Exercise objective: Determine how many lines include "values". Give the number and nothing else.

[Dataset excerpt]
--- Begin ---
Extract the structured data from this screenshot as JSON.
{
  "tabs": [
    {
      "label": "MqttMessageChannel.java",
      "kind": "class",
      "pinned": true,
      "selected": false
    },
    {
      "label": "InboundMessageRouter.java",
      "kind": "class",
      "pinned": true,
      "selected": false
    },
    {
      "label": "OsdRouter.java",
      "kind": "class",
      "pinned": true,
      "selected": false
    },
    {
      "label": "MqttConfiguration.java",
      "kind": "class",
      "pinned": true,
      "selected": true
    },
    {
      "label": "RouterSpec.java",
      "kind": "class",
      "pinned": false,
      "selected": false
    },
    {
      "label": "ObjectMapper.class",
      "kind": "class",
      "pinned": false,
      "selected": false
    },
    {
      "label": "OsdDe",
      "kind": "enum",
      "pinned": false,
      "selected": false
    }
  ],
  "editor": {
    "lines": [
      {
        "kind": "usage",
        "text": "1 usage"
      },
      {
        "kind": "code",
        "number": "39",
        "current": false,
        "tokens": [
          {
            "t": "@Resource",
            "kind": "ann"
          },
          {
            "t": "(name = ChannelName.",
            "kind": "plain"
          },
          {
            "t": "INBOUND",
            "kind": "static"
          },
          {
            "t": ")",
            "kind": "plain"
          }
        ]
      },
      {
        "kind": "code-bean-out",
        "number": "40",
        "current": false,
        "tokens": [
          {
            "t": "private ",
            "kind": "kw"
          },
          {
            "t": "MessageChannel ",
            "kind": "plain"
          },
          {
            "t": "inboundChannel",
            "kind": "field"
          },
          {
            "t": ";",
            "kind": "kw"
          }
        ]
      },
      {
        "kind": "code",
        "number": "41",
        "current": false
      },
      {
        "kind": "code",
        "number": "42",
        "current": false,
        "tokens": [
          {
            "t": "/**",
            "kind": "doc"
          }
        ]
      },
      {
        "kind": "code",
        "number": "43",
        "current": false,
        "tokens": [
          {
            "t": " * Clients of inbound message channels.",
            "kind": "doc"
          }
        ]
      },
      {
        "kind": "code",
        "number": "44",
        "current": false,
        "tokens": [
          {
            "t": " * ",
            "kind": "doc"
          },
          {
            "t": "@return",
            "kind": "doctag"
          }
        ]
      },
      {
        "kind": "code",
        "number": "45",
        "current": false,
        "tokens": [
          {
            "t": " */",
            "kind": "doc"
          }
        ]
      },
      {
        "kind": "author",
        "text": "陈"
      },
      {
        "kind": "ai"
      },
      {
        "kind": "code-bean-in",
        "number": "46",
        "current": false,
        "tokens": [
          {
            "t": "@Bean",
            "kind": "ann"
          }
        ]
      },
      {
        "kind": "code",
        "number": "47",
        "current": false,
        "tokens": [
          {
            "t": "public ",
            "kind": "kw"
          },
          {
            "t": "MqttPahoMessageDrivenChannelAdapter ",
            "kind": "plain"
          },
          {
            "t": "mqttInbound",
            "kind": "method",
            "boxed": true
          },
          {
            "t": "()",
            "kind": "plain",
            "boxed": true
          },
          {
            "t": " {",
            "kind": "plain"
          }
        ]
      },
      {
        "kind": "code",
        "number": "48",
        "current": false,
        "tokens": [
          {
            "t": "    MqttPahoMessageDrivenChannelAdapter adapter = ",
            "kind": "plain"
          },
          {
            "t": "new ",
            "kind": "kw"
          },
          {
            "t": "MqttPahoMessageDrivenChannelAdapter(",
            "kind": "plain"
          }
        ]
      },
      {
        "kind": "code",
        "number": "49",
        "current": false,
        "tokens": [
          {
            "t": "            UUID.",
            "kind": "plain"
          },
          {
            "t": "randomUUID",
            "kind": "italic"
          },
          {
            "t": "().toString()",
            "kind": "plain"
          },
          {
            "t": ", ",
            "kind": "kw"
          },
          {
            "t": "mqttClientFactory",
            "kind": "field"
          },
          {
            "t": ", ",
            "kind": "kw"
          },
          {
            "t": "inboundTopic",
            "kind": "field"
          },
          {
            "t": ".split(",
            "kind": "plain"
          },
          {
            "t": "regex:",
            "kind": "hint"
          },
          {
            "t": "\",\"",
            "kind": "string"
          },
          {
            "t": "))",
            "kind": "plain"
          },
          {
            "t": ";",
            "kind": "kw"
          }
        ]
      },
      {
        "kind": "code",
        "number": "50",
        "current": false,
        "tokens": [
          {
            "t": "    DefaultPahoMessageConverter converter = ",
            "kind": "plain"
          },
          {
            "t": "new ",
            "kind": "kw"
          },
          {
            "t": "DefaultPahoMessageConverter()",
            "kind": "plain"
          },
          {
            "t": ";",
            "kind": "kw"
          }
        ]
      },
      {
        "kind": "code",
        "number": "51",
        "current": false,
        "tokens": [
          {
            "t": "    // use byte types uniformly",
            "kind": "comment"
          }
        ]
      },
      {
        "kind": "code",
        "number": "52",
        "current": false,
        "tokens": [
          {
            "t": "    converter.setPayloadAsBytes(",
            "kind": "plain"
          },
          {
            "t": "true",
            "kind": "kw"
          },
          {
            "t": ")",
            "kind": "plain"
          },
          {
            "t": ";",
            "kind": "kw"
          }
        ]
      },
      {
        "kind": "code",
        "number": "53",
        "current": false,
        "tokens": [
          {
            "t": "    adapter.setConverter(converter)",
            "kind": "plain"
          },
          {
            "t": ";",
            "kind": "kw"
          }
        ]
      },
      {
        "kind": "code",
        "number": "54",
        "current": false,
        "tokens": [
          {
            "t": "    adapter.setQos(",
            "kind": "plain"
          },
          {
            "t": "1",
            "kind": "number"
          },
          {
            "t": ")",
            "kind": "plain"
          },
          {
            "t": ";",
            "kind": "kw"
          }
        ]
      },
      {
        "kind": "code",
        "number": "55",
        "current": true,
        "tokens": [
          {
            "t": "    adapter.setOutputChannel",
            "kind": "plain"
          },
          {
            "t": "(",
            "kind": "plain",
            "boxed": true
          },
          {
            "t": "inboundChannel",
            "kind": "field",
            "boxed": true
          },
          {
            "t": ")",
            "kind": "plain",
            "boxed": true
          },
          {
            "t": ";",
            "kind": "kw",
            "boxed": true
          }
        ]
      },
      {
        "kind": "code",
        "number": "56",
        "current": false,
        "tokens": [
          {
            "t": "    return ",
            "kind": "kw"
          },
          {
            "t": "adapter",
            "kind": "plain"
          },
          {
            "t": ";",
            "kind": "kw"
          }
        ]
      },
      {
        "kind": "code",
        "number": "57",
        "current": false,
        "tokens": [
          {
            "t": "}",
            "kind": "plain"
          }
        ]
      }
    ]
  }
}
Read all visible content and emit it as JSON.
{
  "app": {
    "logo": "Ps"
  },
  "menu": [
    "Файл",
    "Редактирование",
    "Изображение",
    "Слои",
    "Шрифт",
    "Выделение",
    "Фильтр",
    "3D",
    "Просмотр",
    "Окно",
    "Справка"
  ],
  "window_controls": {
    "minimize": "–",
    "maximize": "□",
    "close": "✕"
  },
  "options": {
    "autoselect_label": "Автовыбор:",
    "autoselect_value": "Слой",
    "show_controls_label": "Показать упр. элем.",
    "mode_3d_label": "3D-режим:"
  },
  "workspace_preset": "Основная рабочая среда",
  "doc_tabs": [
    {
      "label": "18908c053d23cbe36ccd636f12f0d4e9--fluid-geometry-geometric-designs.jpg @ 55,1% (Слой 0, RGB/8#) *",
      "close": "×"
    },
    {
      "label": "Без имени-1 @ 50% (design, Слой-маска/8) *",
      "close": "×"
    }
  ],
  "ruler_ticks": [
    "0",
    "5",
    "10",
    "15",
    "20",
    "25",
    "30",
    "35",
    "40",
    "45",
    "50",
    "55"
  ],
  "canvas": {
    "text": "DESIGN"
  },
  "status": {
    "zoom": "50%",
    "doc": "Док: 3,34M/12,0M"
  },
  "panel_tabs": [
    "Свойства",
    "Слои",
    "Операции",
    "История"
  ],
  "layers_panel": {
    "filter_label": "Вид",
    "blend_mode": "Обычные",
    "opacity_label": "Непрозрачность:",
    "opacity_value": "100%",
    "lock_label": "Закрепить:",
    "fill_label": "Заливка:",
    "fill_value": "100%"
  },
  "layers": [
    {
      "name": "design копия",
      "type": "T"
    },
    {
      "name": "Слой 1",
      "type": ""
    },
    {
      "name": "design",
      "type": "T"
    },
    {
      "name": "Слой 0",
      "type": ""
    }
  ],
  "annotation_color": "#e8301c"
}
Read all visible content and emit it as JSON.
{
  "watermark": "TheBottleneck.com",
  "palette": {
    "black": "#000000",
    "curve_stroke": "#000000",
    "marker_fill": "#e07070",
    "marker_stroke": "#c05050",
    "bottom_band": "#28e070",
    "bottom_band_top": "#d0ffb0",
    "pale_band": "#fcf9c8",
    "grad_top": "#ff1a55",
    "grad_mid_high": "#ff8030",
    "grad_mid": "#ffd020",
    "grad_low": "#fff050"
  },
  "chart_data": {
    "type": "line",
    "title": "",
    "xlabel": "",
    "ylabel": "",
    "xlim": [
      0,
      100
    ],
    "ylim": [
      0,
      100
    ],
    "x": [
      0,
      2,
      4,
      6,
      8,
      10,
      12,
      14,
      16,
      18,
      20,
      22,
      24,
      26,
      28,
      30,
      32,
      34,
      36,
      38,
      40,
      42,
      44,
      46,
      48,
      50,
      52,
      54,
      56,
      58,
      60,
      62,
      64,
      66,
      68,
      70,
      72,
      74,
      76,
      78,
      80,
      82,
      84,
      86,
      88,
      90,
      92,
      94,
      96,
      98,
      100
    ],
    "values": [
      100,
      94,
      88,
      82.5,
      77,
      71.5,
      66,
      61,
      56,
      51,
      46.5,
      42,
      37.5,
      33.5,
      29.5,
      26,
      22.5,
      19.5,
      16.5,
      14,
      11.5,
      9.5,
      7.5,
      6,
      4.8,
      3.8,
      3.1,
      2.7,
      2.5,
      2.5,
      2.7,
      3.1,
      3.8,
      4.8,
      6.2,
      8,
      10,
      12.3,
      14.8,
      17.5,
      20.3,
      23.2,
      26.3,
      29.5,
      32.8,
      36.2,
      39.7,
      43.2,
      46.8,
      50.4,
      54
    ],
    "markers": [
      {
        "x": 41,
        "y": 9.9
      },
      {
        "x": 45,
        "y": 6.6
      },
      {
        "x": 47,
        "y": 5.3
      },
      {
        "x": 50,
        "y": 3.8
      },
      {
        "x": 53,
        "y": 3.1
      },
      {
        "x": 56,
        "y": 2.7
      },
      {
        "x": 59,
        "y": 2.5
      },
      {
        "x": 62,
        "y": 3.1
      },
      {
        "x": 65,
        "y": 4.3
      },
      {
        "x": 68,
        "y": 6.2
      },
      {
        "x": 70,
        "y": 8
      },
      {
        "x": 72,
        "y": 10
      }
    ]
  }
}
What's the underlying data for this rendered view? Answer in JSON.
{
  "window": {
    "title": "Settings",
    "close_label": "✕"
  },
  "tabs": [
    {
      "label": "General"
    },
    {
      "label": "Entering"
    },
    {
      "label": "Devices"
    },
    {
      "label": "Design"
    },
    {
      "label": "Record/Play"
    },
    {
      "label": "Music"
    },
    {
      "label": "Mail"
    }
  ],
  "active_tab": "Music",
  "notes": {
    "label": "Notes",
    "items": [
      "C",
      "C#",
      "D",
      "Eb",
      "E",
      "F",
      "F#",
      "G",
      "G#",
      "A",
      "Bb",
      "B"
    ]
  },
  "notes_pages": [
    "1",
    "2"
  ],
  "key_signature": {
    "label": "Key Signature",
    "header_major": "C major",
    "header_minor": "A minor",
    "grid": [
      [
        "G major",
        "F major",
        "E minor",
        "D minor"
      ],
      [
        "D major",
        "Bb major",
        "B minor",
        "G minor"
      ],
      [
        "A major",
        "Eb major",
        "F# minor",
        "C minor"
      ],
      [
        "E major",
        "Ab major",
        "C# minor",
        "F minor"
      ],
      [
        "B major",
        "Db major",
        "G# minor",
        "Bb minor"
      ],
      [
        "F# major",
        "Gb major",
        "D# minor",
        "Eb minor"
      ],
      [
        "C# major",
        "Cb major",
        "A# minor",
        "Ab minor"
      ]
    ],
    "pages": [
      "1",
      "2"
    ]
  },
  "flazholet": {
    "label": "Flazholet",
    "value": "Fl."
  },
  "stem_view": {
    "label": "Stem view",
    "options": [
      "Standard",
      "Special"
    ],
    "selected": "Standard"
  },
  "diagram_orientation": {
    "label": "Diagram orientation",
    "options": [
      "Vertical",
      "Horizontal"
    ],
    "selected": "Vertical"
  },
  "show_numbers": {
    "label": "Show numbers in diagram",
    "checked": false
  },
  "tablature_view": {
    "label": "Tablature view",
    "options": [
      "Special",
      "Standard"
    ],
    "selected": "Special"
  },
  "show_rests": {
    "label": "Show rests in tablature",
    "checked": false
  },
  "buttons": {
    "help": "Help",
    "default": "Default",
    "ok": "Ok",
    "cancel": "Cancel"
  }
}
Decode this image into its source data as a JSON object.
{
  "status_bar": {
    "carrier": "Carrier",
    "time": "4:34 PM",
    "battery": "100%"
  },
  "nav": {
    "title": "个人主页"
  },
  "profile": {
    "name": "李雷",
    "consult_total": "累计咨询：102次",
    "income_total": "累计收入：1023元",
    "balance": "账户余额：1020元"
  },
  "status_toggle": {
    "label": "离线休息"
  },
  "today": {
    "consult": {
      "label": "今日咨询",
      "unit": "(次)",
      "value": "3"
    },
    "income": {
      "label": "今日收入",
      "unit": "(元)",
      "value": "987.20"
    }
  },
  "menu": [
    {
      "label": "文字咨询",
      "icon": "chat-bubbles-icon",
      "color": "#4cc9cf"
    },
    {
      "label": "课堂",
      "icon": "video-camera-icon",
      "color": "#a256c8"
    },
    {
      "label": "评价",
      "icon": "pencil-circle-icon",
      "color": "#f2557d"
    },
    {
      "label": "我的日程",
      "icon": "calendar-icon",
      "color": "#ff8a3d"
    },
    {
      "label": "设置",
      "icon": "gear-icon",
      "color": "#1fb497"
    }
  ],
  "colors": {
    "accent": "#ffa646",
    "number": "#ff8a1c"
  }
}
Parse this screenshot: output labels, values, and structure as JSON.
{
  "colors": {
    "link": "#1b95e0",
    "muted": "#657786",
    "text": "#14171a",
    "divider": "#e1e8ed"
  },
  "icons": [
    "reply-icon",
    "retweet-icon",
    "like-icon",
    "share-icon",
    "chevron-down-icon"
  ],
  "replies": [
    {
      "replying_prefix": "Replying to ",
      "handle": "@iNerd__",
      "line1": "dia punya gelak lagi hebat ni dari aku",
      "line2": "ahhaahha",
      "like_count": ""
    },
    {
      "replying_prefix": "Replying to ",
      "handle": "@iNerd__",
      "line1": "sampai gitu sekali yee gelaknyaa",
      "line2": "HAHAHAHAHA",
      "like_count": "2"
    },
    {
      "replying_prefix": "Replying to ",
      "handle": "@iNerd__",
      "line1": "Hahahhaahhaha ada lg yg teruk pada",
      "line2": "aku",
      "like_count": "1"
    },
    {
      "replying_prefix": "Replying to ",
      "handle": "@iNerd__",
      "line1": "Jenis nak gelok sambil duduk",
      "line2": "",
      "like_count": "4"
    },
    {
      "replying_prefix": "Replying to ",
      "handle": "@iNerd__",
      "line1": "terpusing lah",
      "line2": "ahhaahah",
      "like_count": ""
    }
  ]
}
--- End ---
Reply: 2